» Extracts from a graphics dataset:
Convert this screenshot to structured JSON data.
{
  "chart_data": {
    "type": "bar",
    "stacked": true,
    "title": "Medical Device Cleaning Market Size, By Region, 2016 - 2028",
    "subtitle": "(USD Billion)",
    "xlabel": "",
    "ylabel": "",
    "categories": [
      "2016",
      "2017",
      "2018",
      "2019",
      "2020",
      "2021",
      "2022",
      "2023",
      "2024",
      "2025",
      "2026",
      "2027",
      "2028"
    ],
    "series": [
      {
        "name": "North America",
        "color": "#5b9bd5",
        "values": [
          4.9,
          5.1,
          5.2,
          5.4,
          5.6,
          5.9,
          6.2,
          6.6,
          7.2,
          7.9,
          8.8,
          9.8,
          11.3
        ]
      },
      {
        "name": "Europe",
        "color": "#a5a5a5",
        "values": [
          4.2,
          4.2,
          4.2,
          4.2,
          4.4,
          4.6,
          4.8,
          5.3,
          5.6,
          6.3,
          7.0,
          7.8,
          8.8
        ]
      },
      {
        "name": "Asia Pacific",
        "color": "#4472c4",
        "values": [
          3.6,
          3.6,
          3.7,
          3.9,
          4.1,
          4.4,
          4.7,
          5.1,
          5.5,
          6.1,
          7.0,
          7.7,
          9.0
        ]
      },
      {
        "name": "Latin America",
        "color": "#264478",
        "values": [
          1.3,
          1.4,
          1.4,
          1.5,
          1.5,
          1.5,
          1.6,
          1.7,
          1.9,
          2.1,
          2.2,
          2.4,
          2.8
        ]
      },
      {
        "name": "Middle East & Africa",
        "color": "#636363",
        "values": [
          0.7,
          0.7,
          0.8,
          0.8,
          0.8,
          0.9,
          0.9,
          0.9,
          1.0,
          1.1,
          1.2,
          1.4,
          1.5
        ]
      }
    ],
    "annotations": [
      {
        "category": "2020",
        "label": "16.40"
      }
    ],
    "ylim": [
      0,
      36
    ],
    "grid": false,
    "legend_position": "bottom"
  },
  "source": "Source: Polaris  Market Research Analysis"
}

» Brief: Find how many lines of the material carry the string "America". Only the number should be in the answer.

» Reply: 2